======== Data extract

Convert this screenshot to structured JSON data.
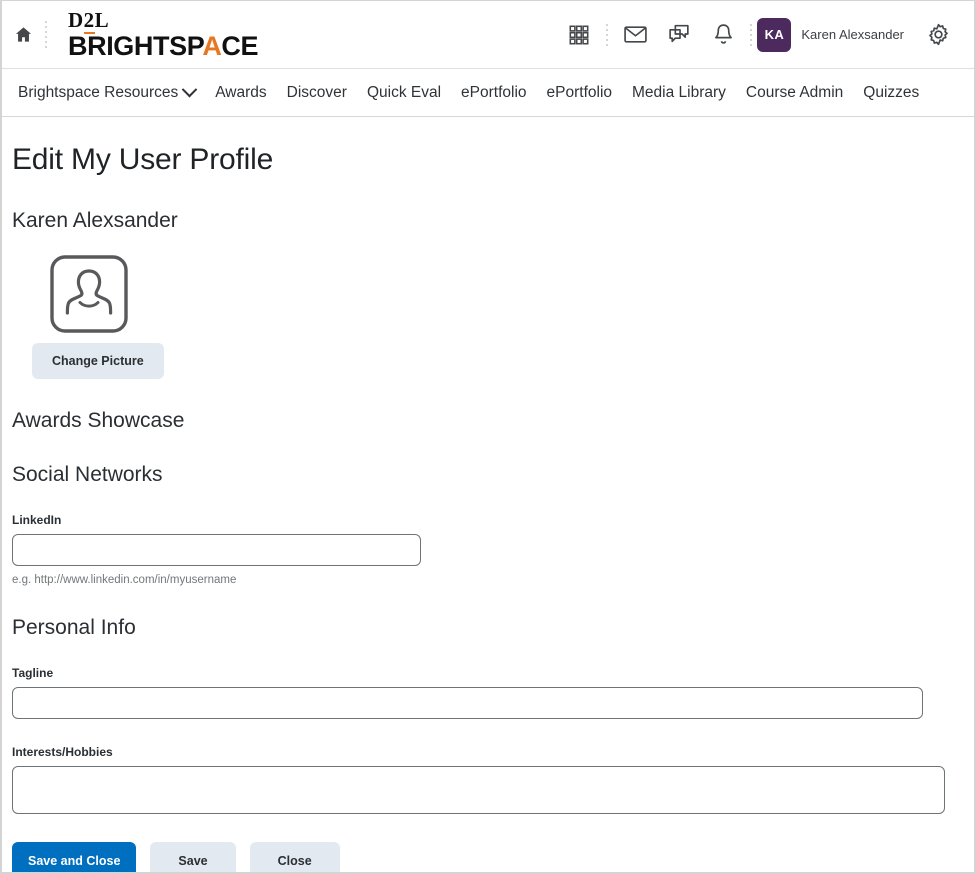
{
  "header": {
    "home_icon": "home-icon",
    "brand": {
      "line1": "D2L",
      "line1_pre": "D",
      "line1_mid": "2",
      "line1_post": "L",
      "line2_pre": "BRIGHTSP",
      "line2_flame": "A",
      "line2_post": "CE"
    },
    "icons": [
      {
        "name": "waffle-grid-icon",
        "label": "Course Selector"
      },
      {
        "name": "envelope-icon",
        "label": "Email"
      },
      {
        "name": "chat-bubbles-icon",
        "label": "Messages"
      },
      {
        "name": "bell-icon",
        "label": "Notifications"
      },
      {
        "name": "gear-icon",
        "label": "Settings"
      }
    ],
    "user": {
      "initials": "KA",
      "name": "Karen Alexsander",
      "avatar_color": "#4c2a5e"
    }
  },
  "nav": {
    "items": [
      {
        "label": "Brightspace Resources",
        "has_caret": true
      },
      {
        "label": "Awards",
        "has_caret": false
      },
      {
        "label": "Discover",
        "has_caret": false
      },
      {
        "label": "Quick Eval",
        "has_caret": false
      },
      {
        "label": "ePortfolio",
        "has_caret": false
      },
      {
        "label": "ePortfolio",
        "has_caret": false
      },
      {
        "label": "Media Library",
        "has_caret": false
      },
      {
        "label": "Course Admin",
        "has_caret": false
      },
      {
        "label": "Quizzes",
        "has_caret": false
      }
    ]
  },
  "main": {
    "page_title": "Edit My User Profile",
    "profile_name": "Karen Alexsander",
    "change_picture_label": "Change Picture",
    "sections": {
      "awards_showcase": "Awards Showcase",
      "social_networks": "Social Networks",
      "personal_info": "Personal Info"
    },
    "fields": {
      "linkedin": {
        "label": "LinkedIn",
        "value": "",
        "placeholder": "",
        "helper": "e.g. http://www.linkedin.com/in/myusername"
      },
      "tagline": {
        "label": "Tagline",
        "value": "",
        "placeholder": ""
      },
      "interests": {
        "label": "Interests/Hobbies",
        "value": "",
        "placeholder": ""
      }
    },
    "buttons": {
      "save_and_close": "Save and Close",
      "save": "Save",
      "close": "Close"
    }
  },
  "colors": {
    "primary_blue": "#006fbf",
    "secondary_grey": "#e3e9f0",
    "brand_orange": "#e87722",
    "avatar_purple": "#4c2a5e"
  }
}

================
======== Data extract

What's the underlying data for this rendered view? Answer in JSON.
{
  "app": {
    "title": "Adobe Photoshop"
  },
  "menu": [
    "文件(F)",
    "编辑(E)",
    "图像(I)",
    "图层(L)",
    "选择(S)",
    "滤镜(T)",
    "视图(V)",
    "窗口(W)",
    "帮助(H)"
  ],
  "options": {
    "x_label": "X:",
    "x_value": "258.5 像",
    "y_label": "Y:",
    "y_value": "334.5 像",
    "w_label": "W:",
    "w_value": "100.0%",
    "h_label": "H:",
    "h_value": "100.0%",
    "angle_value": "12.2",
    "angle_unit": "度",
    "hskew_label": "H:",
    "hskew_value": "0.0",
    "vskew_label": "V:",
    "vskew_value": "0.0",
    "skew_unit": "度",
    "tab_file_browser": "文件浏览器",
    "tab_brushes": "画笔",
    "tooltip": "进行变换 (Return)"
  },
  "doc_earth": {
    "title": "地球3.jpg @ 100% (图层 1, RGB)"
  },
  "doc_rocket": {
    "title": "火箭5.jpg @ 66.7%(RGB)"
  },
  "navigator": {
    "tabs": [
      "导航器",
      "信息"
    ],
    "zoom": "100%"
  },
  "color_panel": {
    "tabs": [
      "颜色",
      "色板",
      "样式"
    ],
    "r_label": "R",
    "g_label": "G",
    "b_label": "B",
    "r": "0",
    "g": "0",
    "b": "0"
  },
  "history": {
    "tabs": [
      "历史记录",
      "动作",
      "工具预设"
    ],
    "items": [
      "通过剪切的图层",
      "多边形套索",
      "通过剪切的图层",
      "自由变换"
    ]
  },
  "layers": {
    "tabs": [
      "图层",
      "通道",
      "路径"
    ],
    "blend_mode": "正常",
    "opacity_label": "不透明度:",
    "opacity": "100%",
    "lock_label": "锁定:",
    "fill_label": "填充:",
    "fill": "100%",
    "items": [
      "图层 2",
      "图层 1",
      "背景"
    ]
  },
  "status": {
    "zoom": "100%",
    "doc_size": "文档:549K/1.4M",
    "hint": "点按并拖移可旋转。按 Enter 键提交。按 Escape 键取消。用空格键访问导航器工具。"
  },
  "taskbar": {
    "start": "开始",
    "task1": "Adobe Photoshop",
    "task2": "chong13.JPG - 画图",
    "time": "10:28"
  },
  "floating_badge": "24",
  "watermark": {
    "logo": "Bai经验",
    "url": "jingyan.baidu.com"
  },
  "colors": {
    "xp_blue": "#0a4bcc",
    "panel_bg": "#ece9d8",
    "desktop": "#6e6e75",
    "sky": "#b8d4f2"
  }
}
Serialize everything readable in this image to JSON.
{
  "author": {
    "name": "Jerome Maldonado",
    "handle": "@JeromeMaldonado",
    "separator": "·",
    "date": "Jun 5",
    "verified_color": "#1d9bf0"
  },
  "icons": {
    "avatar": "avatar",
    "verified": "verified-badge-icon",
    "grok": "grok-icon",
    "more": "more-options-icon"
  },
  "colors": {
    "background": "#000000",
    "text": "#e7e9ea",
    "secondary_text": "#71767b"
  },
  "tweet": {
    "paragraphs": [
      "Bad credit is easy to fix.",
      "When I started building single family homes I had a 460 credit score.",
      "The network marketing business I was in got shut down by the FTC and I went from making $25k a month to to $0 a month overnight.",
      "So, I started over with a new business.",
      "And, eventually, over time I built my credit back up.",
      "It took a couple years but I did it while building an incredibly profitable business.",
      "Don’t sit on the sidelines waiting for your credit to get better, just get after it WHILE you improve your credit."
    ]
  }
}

================

Directions:
Look through the entries and return every line where "Karen" appears.

Answer to the problem:
      "name": "Karen Alexsander",
    "profile_name": "Karen Alexsander",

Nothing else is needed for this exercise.